— start Excerpted data —

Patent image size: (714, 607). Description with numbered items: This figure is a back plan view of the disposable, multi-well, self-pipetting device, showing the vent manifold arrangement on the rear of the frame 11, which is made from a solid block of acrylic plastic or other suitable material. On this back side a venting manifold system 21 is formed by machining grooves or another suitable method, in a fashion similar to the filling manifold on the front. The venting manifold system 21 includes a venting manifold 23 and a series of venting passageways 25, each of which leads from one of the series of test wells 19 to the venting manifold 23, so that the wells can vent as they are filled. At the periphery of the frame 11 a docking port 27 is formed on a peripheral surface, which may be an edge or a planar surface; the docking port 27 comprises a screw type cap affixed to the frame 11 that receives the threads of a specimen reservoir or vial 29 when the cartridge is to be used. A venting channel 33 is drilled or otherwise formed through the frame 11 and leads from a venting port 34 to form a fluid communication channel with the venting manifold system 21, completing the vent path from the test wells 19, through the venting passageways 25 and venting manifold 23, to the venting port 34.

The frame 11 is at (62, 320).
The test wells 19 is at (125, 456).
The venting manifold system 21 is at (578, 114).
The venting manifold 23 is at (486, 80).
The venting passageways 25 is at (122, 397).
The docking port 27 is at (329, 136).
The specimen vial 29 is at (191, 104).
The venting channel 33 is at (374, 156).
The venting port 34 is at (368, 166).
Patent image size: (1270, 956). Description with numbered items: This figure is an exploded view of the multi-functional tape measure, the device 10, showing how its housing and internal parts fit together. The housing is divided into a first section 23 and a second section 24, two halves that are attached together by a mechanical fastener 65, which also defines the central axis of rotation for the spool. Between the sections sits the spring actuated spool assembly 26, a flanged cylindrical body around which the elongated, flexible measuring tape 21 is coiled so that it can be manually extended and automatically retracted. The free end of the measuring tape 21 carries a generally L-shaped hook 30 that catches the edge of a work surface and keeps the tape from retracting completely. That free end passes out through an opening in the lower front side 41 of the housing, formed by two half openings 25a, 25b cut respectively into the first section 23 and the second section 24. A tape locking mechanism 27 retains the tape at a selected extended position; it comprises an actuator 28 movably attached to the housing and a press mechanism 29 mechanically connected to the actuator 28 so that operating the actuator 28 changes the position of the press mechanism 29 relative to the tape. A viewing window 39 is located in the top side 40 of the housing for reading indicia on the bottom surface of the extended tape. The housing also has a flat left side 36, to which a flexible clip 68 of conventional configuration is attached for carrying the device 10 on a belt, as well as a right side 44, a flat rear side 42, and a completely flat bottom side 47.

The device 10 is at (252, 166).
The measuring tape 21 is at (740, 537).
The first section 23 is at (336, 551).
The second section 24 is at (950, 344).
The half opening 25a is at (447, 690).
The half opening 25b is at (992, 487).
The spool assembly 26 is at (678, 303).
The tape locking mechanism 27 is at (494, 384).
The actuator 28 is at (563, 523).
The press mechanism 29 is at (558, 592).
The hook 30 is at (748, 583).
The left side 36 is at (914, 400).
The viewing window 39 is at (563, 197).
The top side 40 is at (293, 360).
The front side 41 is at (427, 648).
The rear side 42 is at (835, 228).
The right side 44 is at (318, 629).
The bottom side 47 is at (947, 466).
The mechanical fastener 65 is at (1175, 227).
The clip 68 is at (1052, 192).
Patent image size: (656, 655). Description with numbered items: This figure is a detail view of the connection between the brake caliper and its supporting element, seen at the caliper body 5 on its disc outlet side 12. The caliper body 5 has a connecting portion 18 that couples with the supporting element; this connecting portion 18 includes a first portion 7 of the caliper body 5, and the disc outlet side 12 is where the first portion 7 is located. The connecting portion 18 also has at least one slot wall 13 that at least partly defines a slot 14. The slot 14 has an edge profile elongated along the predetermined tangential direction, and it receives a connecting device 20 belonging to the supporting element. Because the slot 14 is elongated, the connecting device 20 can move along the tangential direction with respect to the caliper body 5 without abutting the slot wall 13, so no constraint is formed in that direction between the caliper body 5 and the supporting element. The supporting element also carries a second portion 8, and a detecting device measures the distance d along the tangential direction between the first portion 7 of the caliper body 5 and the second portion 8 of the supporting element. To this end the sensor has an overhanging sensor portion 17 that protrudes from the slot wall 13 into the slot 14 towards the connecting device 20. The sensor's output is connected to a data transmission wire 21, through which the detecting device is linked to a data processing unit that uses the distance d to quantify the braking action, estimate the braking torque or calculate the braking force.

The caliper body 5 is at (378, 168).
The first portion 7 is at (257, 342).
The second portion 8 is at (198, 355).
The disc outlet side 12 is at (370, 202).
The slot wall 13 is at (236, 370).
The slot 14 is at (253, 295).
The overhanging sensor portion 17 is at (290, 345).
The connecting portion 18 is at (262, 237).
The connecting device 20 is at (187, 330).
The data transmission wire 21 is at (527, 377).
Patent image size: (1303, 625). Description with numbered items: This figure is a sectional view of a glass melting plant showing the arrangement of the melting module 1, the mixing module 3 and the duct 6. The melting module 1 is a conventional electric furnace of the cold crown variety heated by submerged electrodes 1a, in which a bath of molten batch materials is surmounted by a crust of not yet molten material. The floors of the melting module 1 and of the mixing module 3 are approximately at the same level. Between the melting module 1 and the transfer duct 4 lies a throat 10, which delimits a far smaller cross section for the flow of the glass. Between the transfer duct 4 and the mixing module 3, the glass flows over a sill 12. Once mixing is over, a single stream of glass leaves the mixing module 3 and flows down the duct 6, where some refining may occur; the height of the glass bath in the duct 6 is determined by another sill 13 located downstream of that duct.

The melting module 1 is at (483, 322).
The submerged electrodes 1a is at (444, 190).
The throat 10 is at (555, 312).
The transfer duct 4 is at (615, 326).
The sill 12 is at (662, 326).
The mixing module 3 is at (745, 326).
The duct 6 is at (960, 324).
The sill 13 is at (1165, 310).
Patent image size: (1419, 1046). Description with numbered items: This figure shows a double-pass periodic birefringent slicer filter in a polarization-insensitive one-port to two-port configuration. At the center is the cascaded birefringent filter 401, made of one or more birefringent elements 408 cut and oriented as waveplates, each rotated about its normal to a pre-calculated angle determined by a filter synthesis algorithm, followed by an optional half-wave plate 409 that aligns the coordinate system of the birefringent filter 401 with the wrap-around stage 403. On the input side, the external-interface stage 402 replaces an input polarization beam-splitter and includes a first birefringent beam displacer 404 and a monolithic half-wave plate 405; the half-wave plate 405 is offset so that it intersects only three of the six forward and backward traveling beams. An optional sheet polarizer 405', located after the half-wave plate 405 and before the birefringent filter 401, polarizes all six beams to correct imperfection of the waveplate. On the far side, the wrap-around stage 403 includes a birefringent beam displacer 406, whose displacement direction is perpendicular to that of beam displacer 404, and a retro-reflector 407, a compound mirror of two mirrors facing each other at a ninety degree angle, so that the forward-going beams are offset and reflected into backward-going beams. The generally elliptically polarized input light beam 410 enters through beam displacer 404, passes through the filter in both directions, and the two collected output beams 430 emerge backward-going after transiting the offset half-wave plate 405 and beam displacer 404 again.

— end Excerpted data —

## Exercise directions
Recast everything from the start of the material above down to the line containing "The venting manifold 23 is at (486, 80).", that line included, as a numbered list, leaving out any blank lines.

## Answer to the task
1. Patent image size: (714, 607). Description with numbered items: This figure is a back plan view of the disposable, multi-well, self-pipetting device, showing the vent manifold arrangement on the rear of the frame 11, which is made from a solid block of acrylic plastic or other suitable material. On this back side a venting manifold system 21 is formed by machining grooves or another suitable method, in a fashion similar to the filling manifold on the front. The venting manifold system 21 includes a venting manifold 23 and a series of venting passageways 25, each of which leads from one of the series of test wells 19 to the venting manifold 23, so that the wells can vent as they are filled. At the periphery of the frame 11 a docking port 27 is formed on a peripheral surface, which may be an edge or a planar surface; the docking port 27 comprises a screw type cap affixed to the frame 11 that receives the threads of a specimen reservoir or vial 29 when the cartridge is to be used. A venting channel 33 is drilled or otherwise formed through the frame 11 and leads from a venting port 34 to form a fluid communication channel with the venting manifold system 21, completing the vent path from the test wells 19, through the venting passageways 25 and venting manifold 23, to the venting port 34.
2. The frame 11 is at (62, 320).
3. The test wells 19 is at (125, 456).
4. The venting manifold system 21 is at (578, 114).
5. The venting manifold 23 is at (486, 80).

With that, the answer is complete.